- Aim of the task: Copy out each line of the data that holds the word "image".

Data entries:
--- start ---

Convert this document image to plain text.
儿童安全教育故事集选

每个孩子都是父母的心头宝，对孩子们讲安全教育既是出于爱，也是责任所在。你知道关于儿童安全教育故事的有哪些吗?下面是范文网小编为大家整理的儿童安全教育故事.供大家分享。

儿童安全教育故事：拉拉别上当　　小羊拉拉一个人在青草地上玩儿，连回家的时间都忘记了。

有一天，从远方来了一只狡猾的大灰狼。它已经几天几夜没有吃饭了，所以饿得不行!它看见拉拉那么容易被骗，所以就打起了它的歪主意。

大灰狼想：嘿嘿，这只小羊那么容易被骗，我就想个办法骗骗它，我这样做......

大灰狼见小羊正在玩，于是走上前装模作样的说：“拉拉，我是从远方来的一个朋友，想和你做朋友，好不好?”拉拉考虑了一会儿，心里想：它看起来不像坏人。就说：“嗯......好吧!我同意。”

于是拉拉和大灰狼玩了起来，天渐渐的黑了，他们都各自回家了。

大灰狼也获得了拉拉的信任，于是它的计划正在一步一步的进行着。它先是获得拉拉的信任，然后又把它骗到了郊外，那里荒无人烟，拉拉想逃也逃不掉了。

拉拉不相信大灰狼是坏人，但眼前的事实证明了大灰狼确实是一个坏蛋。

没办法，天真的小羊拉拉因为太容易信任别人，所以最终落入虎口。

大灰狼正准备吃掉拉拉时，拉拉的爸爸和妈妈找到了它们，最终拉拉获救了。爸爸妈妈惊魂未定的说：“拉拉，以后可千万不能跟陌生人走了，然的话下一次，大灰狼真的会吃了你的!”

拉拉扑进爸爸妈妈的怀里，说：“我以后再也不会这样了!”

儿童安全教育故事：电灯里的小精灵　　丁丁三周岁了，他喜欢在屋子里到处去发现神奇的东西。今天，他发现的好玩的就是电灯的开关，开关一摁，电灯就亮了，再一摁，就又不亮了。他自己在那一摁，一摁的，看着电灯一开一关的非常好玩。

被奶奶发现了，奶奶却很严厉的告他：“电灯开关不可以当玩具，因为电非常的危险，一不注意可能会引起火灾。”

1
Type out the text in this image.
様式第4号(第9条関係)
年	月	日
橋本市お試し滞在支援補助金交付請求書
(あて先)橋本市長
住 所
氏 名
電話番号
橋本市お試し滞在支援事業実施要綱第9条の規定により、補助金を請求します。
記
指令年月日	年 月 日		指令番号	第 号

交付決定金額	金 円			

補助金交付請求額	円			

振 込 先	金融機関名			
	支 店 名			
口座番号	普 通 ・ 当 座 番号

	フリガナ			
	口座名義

--- end ---

- Response below:
Convert this document image to plain text.
Type out the text in this image.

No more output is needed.